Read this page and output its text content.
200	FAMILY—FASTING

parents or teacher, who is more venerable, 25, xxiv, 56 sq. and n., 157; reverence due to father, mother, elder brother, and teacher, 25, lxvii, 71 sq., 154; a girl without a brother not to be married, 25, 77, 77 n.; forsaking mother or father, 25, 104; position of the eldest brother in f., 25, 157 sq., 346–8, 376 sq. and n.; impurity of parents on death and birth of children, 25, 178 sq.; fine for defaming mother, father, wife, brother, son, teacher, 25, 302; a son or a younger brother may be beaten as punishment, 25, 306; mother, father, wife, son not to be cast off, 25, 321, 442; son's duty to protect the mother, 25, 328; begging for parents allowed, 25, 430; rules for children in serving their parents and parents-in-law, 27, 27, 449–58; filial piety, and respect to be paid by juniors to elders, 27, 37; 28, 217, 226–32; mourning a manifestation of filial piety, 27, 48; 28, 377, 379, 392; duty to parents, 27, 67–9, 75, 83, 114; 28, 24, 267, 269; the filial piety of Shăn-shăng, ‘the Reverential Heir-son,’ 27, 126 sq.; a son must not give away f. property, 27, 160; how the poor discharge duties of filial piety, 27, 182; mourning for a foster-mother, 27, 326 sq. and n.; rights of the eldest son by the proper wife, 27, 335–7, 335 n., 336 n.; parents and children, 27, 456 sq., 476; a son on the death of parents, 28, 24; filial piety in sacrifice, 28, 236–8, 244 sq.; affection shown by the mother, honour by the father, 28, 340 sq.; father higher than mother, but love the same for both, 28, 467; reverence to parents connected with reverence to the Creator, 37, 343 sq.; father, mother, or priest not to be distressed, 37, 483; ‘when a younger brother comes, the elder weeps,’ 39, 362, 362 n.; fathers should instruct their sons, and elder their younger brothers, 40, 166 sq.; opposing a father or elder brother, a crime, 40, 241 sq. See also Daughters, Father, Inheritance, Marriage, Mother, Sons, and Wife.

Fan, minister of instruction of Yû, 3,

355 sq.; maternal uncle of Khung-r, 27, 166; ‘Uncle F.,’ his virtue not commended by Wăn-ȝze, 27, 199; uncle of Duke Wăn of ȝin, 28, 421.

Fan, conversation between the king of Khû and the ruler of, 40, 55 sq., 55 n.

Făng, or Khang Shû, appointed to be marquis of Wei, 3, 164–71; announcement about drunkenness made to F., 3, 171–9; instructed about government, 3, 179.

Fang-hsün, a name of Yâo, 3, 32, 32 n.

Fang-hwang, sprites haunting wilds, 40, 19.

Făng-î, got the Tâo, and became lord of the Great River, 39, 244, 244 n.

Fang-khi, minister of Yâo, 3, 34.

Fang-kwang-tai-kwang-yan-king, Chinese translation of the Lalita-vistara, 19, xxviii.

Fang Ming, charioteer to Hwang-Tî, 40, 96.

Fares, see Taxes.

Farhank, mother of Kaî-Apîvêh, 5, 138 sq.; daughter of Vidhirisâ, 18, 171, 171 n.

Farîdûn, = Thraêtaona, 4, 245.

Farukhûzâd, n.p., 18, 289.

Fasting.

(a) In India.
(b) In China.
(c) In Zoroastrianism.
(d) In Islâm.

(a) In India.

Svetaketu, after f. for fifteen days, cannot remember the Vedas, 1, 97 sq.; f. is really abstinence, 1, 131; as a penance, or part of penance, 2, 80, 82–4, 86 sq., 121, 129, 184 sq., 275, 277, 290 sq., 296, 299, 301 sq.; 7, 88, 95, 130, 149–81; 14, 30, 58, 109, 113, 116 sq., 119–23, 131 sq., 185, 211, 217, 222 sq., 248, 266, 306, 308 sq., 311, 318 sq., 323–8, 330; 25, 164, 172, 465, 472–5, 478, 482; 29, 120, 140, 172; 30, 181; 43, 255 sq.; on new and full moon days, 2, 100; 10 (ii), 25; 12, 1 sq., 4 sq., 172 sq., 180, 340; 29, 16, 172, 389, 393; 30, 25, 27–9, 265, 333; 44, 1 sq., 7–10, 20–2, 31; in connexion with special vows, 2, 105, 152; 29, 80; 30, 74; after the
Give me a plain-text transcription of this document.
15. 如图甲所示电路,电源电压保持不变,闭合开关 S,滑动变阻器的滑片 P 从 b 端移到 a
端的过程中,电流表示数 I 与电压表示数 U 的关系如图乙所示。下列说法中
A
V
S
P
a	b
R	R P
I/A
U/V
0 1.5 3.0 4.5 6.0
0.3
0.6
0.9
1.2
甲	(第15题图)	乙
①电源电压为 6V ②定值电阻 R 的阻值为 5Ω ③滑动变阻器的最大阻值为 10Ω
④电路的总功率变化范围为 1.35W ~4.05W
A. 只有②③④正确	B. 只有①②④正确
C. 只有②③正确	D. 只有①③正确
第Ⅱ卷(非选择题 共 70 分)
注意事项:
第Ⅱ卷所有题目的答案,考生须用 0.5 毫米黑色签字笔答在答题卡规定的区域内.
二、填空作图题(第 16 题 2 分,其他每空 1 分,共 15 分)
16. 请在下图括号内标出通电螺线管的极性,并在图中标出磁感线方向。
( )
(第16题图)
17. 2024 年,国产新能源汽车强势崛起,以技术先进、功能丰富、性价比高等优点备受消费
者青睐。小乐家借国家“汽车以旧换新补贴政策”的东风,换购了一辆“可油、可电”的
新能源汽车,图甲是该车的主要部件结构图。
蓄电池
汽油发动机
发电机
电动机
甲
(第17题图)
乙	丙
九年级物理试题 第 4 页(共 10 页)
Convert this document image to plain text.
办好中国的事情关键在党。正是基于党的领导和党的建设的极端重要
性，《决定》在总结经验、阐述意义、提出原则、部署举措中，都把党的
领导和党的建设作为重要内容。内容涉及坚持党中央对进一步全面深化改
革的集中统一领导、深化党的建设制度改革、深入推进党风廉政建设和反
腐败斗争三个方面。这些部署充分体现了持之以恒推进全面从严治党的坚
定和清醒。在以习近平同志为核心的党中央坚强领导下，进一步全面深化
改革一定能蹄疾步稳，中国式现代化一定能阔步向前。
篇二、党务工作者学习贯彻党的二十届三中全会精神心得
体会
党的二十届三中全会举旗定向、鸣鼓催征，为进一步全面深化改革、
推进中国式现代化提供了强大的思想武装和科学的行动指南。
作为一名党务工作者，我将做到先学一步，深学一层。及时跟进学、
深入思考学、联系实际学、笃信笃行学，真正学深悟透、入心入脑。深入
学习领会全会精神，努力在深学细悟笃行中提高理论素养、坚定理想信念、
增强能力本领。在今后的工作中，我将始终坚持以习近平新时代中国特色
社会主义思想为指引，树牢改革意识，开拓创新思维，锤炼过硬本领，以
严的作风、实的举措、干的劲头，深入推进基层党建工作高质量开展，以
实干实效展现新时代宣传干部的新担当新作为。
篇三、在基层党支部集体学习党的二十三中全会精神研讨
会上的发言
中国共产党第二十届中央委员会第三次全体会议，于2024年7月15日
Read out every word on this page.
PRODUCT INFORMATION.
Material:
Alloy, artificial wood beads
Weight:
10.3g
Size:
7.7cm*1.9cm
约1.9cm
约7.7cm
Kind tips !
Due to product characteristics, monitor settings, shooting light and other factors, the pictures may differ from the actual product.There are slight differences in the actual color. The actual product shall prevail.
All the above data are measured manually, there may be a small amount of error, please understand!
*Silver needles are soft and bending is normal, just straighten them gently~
#####
(DIRECTIONS FOR THIS TASK):
The entries above should be repeated exactly, every one of them.

(SOLVED PROBLEM):
Read this page and output its text content.
200	FAMILY—FASTING

parents or teacher, who is more venerable, 25, xxiv, 56 sq. and n., 157; reverence due to father, mother, elder brother, and teacher, 25, lxvii, 71 sq., 154; a girl without a brother not to be married, 25, 77, 77 n.; forsaking mother or father, 25, 104; position of the eldest brother in f., 25, 157 sq., 346–8, 376 sq. and n.; impurity of parents on death and birth of children, 25, 178 sq.; fine for defaming mother, father, wife, brother, son, teacher, 25, 302; a son or a younger brother may be beaten as punishment, 25, 306; mother, father, wife, son not to be cast off, 25, 321, 442; son's duty to protect the mother, 25, 328; begging for parents allowed, 25, 430; rules for children in serving their parents and parents-in-law, 27, 27, 449–58; filial piety, and respect to be paid by juniors to elders, 27, 37; 28, 217, 226–32; mourning a manifestation of filial piety, 27, 48; 28, 377, 379, 392; duty to parents, 27, 67–9, 75, 83, 114; 28, 24, 267, 269; the filial piety of Shăn-shăng, ‘the Reverential Heir-son,’ 27, 126 sq.; a son must not give away f. property, 27, 160; how the poor discharge duties of filial piety, 27, 182; mourning for a foster-mother, 27, 326 sq. and n.; rights of the eldest son by the proper wife, 27, 335–7, 335 n., 336 n.; parents and children, 27, 456 sq., 476; a son on the death of parents, 28, 24; filial piety in sacrifice, 28, 236–8, 244 sq.; affection shown by the mother, honour by the father, 28, 340 sq.; father higher than mother, but love the same for both, 28, 467; reverence to parents connected with reverence to the Creator, 37, 343 sq.; father, mother, or priest not to be distressed, 37, 483; ‘when a younger brother comes, the elder weeps,’ 39, 362, 362 n.; fathers should instruct their sons, and elder their younger brothers, 40, 166 sq.; opposing a father or elder brother, a crime, 40, 241 sq. See also Daughters, Father, Inheritance, Marriage, Mother, Sons, and Wife.

Fan, minister of instruction of Yû, 3,

355 sq.; maternal uncle of Khung-r, 27, 166; ‘Uncle F.,’ his virtue not commended by Wăn-ȝze, 27, 199; uncle of Duke Wăn of ȝin, 28, 421.

Fan, conversation between the king of Khû and the ruler of, 40, 55 sq., 55 n.

Făng, or Khang Shû, appointed to be marquis of Wei, 3, 164–71; announcement about drunkenness made to F., 3, 171–9; instructed about government, 3, 179.

Fang-hsün, a name of Yâo, 3, 32, 32 n.

Fang-hwang, sprites haunting wilds, 40, 19.

Făng-î, got the Tâo, and became lord of the Great River, 39, 244, 244 n.

Fang-khi, minister of Yâo, 3, 34.

Fang-kwang-tai-kwang-yan-king, Chinese translation of the Lalita-vistara, 19, xxviii.

Fang Ming, charioteer to Hwang-Tî, 40, 96.

Fares, see Taxes.

Farhank, mother of Kaî-Apîvêh, 5, 138 sq.; daughter of Vidhirisâ, 18, 171, 171 n.

Farîdûn, = Thraêtaona, 4, 245.

Farukhûzâd, n.p., 18, 289.

Fasting.

(a) In India.
(b) In China.
(c) In Zoroastrianism.
(d) In Islâm.

(a) In India.

Svetaketu, after f. for fifteen days, cannot remember the Vedas, 1, 97 sq.; f. is really abstinence, 1, 131; as a penance, or part of penance, 2, 80, 82–4, 86 sq., 121, 129, 184 sq., 275, 277, 290 sq., 296, 299, 301 sq.; 7, 88, 95, 130, 149–81; 14, 30, 58, 109, 113, 116 sq., 119–23, 131 sq., 185, 211, 217, 222 sq., 248, 266, 306, 308 sq., 311, 318 sq., 323–8, 330; 25, 164, 172, 465, 472–5, 478, 482; 29, 120, 140, 172; 30, 181; 43, 255 sq.; on new and full moon days, 2, 100; 10 (ii), 25; 12, 1 sq., 4 sq., 172 sq., 180, 340; 29, 16, 172, 389, 393; 30, 25, 27–9, 265, 333; 44, 1 sq., 7–10, 20–2, 31; in connexion with special vows, 2, 105, 152; 29, 80; 30, 74; after the
Give me a plain-text transcription of this document.
15. 如图甲所示电路,电源电压保持不变,闭合开关 S,滑动变阻器的滑片 P 从 b 端移到 a
端的过程中,电流表示数 I 与电压表示数 U 的关系如图乙所示。下列说法中
A
V
S
P
a	b
R	R P
I/A
U/V
0 1.5 3.0 4.5 6.0
0.3
0.6
0.9
1.2
甲	(第15题图)	乙
①电源电压为 6V ②定值电阻 R 的阻值为 5Ω ③滑动变阻器的最大阻值为 10Ω
④电路的总功率变化范围为 1.35W ~4.05W
A. 只有②③④正确	B. 只有①②④正确
C. 只有②③正确	D. 只有①③正确
第Ⅱ卷(非选择题 共 70 分)
注意事项:
第Ⅱ卷所有题目的答案,考生须用 0.5 毫米黑色签字笔答在答题卡规定的区域内.
二、填空作图题(第 16 题 2 分,其他每空 1 分,共 15 分)
16. 请在下图括号内标出通电螺线管的极性,并在图中标出磁感线方向。
( )
(第16题图)
17. 2024 年,国产新能源汽车强势崛起,以技术先进、功能丰富、性价比高等优点备受消费
者青睐。小乐家借国家“汽车以旧换新补贴政策”的东风,换购了一辆“可油、可电”的
新能源汽车,图甲是该车的主要部件结构图。
蓄电池
汽油发动机
发电机
电动机
甲
(第17题图)
乙	丙
九年级物理试题 第 4 页(共 10 页)
Convert this document image to plain text.
办好中国的事情关键在党。正是基于党的领导和党的建设的极端重要
性，《决定》在总结经验、阐述意义、提出原则、部署举措中，都把党的
领导和党的建设作为重要内容。内容涉及坚持党中央对进一步全面深化改
革的集中统一领导、深化党的建设制度改革、深入推进党风廉政建设和反
腐败斗争三个方面。这些部署充分体现了持之以恒推进全面从严治党的坚
定和清醒。在以习近平同志为核心的党中央坚强领导下，进一步全面深化
改革一定能蹄疾步稳，中国式现代化一定能阔步向前。
篇二、党务工作者学习贯彻党的二十届三中全会精神心得
体会
党的二十届三中全会举旗定向、鸣鼓催征，为进一步全面深化改革、
推进中国式现代化提供了强大的思想武装和科学的行动指南。
作为一名党务工作者，我将做到先学一步，深学一层。及时跟进学、
深入思考学、联系实际学、笃信笃行学，真正学深悟透、入心入脑。深入
学习领会全会精神，努力在深学细悟笃行中提高理论素养、坚定理想信念、
增强能力本领。在今后的工作中，我将始终坚持以习近平新时代中国特色
社会主义思想为指引，树牢改革意识，开拓创新思维，锤炼过硬本领，以
严的作风、实的举措、干的劲头，深入推进基层党建工作高质量开展，以
实干实效展现新时代宣传干部的新担当新作为。
篇三、在基层党支部集体学习党的二十三中全会精神研讨
会上的发言
中国共产党第二十届中央委员会第三次全体会议，于2024年7月15日
Read out every word on this page.
PRODUCT INFORMATION.
Material:
Alloy, artificial wood beads
Weight:
10.3g
Size:
7.7cm*1.9cm
约1.9cm
约7.7cm
Kind tips !
Due to product characteristics, monitor settings, shooting light and other factors, the pictures may differ from the actual product.There are slight differences in the actual color. The actual product shall prevail.
All the above data are measured manually, there may be a small amount of error, please understand!
*Silver needles are soft and bending is normal, just straighten them gently~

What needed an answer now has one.